WHAT IS NEEDED
Without including any images, reproduce each entry exactly.

+++ INPUT RECORDS +++

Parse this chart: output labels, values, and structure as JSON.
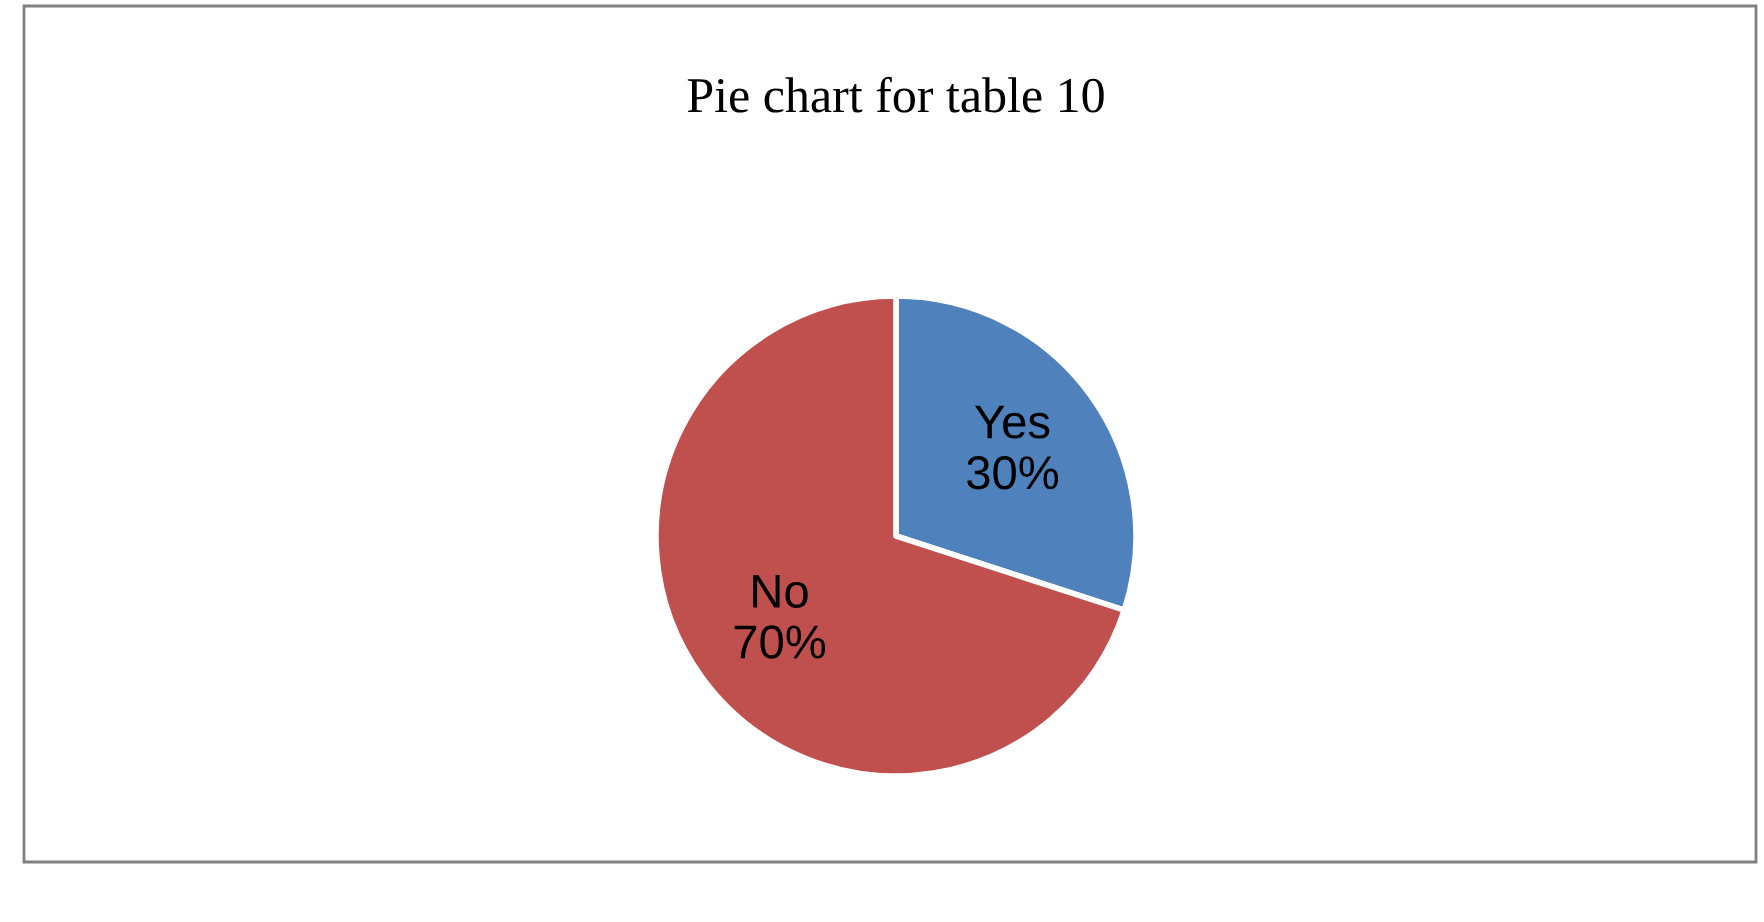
{
  "chart_data": {
    "type": "pie",
    "title": "Pie chart for table 10",
    "categories": [
      "Yes",
      "No"
    ],
    "values": [
      30,
      70
    ],
    "colors": [
      "#4f81bd",
      "#c0504d"
    ],
    "value_labels": [
      "30%",
      "70%"
    ],
    "legend": false
  }
}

+++

CORRECT ANSWER
Parse this chart: output labels, values, and structure as JSON.
{
  "chart_data": {
    "type": "pie",
    "title": "Pie chart for table 10",
    "categories": [
      "Yes",
      "No"
    ],
    "values": [
      30,
      70
    ],
    "colors": [
      "#4f81bd",
      "#c0504d"
    ],
    "value_labels": [
      "30%",
      "70%"
    ],
    "legend": false
  }
}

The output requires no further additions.